_Stated task:_ Gather every line of the material that contains the word "opposed", treating uppercase and lowercase as different.

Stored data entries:

□ □ □ □

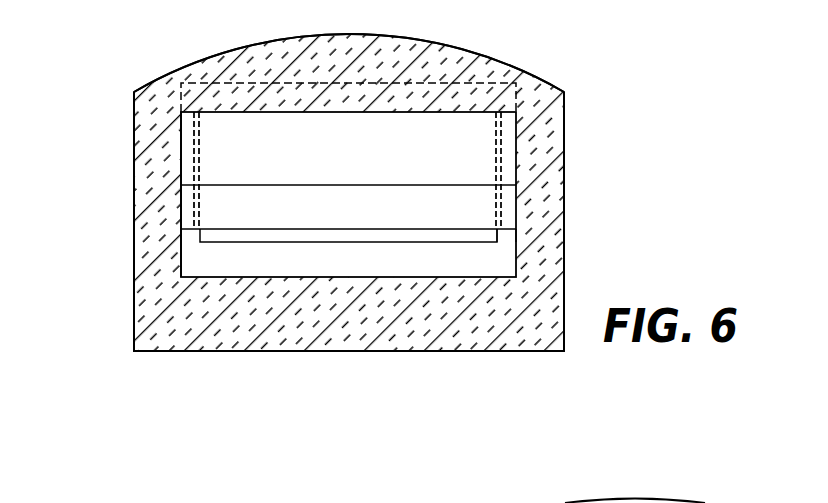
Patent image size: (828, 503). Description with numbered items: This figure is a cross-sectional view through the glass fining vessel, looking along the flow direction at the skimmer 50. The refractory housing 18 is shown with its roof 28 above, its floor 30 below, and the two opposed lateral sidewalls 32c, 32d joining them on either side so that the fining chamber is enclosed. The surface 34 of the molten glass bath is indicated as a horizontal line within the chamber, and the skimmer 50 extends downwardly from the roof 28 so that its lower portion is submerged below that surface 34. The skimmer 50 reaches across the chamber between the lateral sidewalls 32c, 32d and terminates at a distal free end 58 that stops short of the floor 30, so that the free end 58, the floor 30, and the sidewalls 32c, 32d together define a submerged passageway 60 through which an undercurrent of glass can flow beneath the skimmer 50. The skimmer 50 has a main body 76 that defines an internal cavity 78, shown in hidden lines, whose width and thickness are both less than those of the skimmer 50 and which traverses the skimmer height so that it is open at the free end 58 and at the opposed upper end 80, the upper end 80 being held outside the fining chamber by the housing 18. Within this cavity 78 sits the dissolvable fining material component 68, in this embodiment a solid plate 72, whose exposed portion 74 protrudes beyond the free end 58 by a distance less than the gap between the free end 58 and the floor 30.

The housing 18 is at (131, 97).
The roof 28 is at (360, 50).
The floor 30 is at (265, 332).
The lateral sidewall 32c is at (140, 200).
The lateral sidewall 32d is at (548, 197).
The surface of the molten glass bath 34 is at (353, 185).
The skimmer 50 is at (220, 148).
The distal free end 58 is at (506, 231).
The submerged passageway 60 is at (183, 258).
The dissolvable fining material component 68 is at (467, 243).
The solid plate 72 is at (487, 150).
The exposed portion 74 is at (238, 232).
The main body 76 is at (185, 203).
The internal cavity 78 is at (192, 160).
The opposed upper end 80 is at (432, 82).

□ □ □ □

_Worked answer:_
Patent image size: (828, 503). Description with numbered items: This figure is a cross-sectional view through the glass fining vessel, looking along the flow direction at the skimmer 50. The refractory housing 18 is shown with its roof 28 above, its floor 30 below, and the two opposed lateral sidewalls 32c, 32d joining them on either side so that the fining chamber is enclosed. The surface 34 of the molten glass bath is indicated as a horizontal line within the chamber, and the skimmer 50 extends downwardly from the roof 28 so that its lower portion is submerged below that surface 34. The skimmer 50 reaches across the chamber between the lateral sidewalls 32c, 32d and terminates at a distal free end 58 that stops short of the floor 30, so that the free end 58, the floor 30, and the sidewalls 32c, 32d together define a submerged passageway 60 through which an undercurrent of glass can flow beneath the skimmer 50. The skimmer 50 has a main body 76 that defines an internal cavity 78, shown in hidden lines, whose width and thickness are both less than those of the skimmer 50 and which traverses the skimmer height so that it is open at the free end 58 and at the opposed upper end 80, the upper end 80 being held outside the fining chamber by the housing 18. Within this cavity 78 sits the dissolvable fining material component 68, in this embodiment a solid plate 72, whose exposed portion 74 protrudes beyond the free end 58 by a distance less than the gap between the free end 58 and the floor 30.
The opposed upper end 80 is at (432, 82).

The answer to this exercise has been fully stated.